[Stored data]

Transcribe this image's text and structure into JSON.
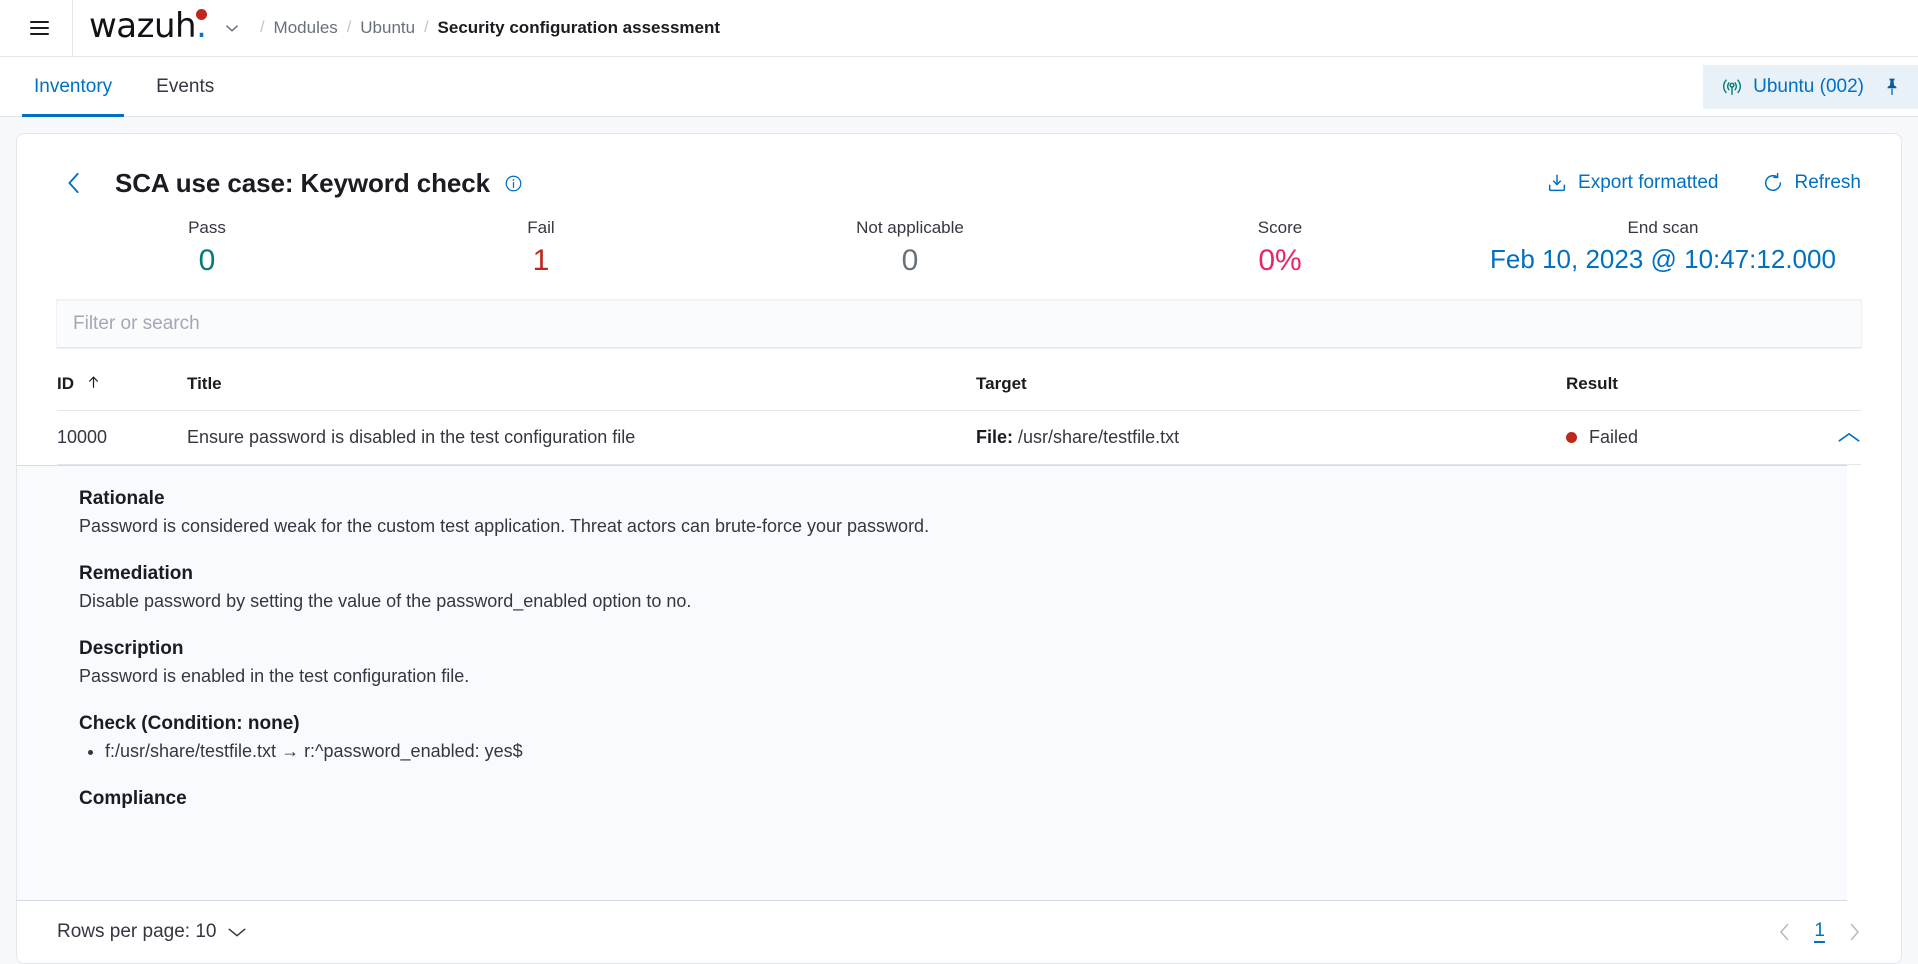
{
  "topbar": {
    "menu_icon": "hamburger-icon",
    "brand": "wazuh",
    "brand_dot": ".",
    "brand_caret_icon": "chevron-down-icon",
    "breadcrumbs": [
      {
        "label": "Modules",
        "current": false
      },
      {
        "label": "Ubuntu",
        "current": false
      },
      {
        "label": "Security configuration assessment",
        "current": true
      }
    ],
    "separator": "/"
  },
  "tabs": [
    {
      "label": "Inventory",
      "active": true
    },
    {
      "label": "Events",
      "active": false
    }
  ],
  "agent_pill": {
    "signal_icon": "antenna-signal-icon",
    "label": "Ubuntu (002)",
    "pin_icon": "pin-icon"
  },
  "page": {
    "back_icon": "chevron-left-icon",
    "title": "SCA use case: Keyword check",
    "info_icon": "info-circle-icon",
    "actions": [
      {
        "icon": "export-download-icon",
        "label": "Export formatted"
      },
      {
        "icon": "refresh-icon",
        "label": "Refresh"
      }
    ]
  },
  "stats": [
    {
      "label": "Pass",
      "value": "0",
      "color": "#017D73"
    },
    {
      "label": "Fail",
      "value": "1",
      "color": "#BD271E"
    },
    {
      "label": "Not applicable",
      "value": "0",
      "color": "#6A717D"
    },
    {
      "label": "Score",
      "value": "0%",
      "color": "#E7266B"
    },
    {
      "label": "End scan",
      "value": "Feb 10, 2023 @ 10:47:12.000",
      "color": "#0071C2"
    }
  ],
  "search": {
    "value": "",
    "placeholder": "Filter or search"
  },
  "table": {
    "columns": [
      {
        "key": "id",
        "label": "ID",
        "sorted": "asc",
        "sort_icon": "arrow-up-icon"
      },
      {
        "key": "title",
        "label": "Title"
      },
      {
        "key": "target",
        "label": "Target"
      },
      {
        "key": "result",
        "label": "Result"
      }
    ],
    "rows": [
      {
        "id": "10000",
        "title": "Ensure password is disabled in the test configuration file",
        "target_key": "File:",
        "target_value": "/usr/share/testfile.txt",
        "result": "Failed",
        "result_color": "#BD271E",
        "expanded": true,
        "expand_icon": "chevron-up-icon"
      }
    ]
  },
  "detail": {
    "sections": [
      {
        "heading": "Rationale",
        "text": "Password is considered weak for the custom test application. Threat actors can brute-force your password."
      },
      {
        "heading": "Remediation",
        "text": "Disable password by setting the value of the password_enabled option to no."
      },
      {
        "heading": "Description",
        "text": "Password is enabled in the test configuration file."
      }
    ],
    "check_heading": "Check (Condition: none)",
    "check_items": [
      "f:/usr/share/testfile.txt → r:^password_enabled: yes$"
    ],
    "compliance_heading": "Compliance"
  },
  "footer": {
    "rows_per_page_label": "Rows per page: 10",
    "rows_per_page_icon": "chevron-down-icon",
    "prev_icon": "chevron-left-icon",
    "next_icon": "chevron-right-icon",
    "current_page": "1"
  }
}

▶ **EXERCISE**: Repeat everything in the records precisely. Images are excluded from the copy.

▶ **TASK ANSWER**:
Transcribe this image's text and structure into JSON.
{
  "topbar": {
    "menu_icon": "hamburger-icon",
    "brand": "wazuh",
    "brand_dot": ".",
    "brand_caret_icon": "chevron-down-icon",
    "breadcrumbs": [
      {
        "label": "Modules",
        "current": false
      },
      {
        "label": "Ubuntu",
        "current": false
      },
      {
        "label": "Security configuration assessment",
        "current": true
      }
    ],
    "separator": "/"
  },
  "tabs": [
    {
      "label": "Inventory",
      "active": true
    },
    {
      "label": "Events",
      "active": false
    }
  ],
  "agent_pill": {
    "signal_icon": "antenna-signal-icon",
    "label": "Ubuntu (002)",
    "pin_icon": "pin-icon"
  },
  "page": {
    "back_icon": "chevron-left-icon",
    "title": "SCA use case: Keyword check",
    "info_icon": "info-circle-icon",
    "actions": [
      {
        "icon": "export-download-icon",
        "label": "Export formatted"
      },
      {
        "icon": "refresh-icon",
        "label": "Refresh"
      }
    ]
  },
  "stats": [
    {
      "label": "Pass",
      "value": "0",
      "color": "#017D73"
    },
    {
      "label": "Fail",
      "value": "1",
      "color": "#BD271E"
    },
    {
      "label": "Not applicable",
      "value": "0",
      "color": "#6A717D"
    },
    {
      "label": "Score",
      "value": "0%",
      "color": "#E7266B"
    },
    {
      "label": "End scan",
      "value": "Feb 10, 2023 @ 10:47:12.000",
      "color": "#0071C2"
    }
  ],
  "search": {
    "value": "",
    "placeholder": "Filter or search"
  },
  "table": {
    "columns": [
      {
        "key": "id",
        "label": "ID",
        "sorted": "asc",
        "sort_icon": "arrow-up-icon"
      },
      {
        "key": "title",
        "label": "Title"
      },
      {
        "key": "target",
        "label": "Target"
      },
      {
        "key": "result",
        "label": "Result"
      }
    ],
    "rows": [
      {
        "id": "10000",
        "title": "Ensure password is disabled in the test configuration file",
        "target_key": "File:",
        "target_value": "/usr/share/testfile.txt",
        "result": "Failed",
        "result_color": "#BD271E",
        "expanded": true,
        "expand_icon": "chevron-up-icon"
      }
    ]
  },
  "detail": {
    "sections": [
      {
        "heading": "Rationale",
        "text": "Password is considered weak for the custom test application. Threat actors can brute-force your password."
      },
      {
        "heading": "Remediation",
        "text": "Disable password by setting the value of the password_enabled option to no."
      },
      {
        "heading": "Description",
        "text": "Password is enabled in the test configuration file."
      }
    ],
    "check_heading": "Check (Condition: none)",
    "check_items": [
      "f:/usr/share/testfile.txt → r:^password_enabled: yes$"
    ],
    "compliance_heading": "Compliance"
  },
  "footer": {
    "rows_per_page_label": "Rows per page: 10",
    "rows_per_page_icon": "chevron-down-icon",
    "prev_icon": "chevron-left-icon",
    "next_icon": "chevron-right-icon",
    "current_page": "1"
  }
}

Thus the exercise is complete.